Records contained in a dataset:
# # # #

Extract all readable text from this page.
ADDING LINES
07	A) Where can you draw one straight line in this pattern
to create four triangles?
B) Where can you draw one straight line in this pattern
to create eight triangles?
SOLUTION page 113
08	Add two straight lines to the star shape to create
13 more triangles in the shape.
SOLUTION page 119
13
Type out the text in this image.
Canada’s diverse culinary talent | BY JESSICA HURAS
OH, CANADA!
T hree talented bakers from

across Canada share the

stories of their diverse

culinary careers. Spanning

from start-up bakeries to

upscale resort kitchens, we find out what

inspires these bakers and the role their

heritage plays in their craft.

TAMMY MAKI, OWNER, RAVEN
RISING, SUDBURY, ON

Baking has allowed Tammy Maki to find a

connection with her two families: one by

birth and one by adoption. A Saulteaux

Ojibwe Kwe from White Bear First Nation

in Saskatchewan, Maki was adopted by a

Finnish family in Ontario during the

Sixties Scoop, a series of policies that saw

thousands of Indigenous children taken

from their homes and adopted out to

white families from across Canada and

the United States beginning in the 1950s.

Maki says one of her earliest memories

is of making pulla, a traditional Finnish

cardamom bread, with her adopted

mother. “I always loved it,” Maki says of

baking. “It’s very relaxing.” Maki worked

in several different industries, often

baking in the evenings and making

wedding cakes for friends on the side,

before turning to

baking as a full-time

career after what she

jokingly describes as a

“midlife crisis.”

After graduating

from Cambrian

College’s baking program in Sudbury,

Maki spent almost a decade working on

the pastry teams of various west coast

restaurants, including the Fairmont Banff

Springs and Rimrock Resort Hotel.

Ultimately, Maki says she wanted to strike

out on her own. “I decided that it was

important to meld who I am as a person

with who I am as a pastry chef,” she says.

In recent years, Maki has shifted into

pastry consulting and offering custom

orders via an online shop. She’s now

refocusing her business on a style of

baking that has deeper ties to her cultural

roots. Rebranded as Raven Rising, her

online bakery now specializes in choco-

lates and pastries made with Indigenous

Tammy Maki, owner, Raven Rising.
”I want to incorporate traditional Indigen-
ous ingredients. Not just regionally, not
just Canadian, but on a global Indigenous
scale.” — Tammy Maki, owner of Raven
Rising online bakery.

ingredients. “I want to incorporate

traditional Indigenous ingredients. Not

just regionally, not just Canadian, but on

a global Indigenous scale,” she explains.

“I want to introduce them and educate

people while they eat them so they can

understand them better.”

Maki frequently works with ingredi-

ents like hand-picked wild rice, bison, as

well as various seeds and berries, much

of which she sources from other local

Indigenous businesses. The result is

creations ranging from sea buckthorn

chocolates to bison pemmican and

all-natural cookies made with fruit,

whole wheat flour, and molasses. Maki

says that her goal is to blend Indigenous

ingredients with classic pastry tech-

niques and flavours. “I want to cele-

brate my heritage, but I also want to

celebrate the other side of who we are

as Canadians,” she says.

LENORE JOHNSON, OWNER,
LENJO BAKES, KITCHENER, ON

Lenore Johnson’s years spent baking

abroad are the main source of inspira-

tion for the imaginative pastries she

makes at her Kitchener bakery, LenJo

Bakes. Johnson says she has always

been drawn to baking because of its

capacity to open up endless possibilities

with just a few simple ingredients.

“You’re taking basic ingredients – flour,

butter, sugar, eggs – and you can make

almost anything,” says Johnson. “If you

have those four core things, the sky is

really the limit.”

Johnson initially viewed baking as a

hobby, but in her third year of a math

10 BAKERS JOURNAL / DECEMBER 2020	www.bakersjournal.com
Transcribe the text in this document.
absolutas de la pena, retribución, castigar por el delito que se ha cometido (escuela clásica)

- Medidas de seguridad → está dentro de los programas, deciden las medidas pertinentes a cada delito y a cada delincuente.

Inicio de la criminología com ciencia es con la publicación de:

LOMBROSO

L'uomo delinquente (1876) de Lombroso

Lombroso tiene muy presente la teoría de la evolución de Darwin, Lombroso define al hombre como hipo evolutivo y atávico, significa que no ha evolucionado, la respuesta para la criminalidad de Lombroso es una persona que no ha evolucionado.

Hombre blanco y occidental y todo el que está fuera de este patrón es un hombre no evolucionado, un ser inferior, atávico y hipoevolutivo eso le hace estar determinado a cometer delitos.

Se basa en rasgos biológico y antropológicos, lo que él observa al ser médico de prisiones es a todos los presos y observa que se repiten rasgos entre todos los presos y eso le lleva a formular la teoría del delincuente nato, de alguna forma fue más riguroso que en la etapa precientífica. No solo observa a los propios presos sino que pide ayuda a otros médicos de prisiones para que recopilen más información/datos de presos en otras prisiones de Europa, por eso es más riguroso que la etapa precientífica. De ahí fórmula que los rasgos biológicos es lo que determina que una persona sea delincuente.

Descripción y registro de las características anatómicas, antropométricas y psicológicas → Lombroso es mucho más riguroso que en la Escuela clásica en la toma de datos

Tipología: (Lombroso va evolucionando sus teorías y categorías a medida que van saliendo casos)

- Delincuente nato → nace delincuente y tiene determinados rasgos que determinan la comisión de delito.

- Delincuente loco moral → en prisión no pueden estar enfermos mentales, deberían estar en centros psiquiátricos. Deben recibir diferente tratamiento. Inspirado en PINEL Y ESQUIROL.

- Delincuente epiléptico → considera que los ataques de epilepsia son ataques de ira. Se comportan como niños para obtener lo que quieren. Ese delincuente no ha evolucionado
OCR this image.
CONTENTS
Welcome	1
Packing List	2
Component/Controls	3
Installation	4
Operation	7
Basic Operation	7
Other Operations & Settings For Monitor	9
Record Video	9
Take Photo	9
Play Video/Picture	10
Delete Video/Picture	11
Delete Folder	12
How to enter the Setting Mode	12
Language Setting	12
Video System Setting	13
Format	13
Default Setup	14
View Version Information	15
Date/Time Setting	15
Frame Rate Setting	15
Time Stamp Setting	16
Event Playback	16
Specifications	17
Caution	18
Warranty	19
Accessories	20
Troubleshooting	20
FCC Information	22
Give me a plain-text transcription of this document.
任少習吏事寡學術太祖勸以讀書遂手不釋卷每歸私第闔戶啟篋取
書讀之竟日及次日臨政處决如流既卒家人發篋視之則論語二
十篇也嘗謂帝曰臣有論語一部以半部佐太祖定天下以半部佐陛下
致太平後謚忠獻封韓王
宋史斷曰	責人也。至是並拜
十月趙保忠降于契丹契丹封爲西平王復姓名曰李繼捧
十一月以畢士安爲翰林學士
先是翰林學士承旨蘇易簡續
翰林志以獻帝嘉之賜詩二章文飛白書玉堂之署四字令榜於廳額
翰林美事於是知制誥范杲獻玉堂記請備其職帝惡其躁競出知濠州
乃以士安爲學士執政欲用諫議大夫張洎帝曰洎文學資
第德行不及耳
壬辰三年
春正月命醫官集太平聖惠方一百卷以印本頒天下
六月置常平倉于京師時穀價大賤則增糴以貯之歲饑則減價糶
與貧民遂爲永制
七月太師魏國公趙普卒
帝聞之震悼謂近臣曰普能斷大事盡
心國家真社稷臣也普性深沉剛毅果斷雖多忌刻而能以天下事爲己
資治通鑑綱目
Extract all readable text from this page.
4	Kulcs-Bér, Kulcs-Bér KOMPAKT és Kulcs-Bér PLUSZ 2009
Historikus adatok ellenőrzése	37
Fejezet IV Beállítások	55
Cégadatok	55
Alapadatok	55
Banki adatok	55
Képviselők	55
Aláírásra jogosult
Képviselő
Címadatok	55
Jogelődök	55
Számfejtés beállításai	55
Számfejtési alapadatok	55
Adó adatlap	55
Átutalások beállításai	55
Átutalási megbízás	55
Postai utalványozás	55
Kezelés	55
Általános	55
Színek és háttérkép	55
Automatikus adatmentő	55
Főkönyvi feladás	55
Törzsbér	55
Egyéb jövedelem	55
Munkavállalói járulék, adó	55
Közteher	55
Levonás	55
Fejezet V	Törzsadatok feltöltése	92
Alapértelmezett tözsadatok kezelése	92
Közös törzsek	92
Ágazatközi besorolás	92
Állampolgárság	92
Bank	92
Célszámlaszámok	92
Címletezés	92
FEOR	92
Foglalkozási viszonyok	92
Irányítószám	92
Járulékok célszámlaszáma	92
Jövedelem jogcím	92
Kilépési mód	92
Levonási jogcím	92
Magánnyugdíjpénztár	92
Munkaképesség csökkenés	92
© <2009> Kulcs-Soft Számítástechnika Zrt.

# # # #

### BRIEF
Identify every line holding the word "atávico" and copy it out.

### TASK RESPONSE
Lombroso tiene muy presente la teoría de la evolución de Darwin, Lombroso define al hombre como hipo evolutivo y atávico, significa que no ha evolucionado, la respuesta para la criminalidad de Lombroso es una persona que no ha evolucionado.
Hombre blanco y occidental y todo el que está fuera de este patrón es un hombre no evolucionado, un ser inferior, atávico y hipoevolutivo eso le hace estar determinado a cometer delitos.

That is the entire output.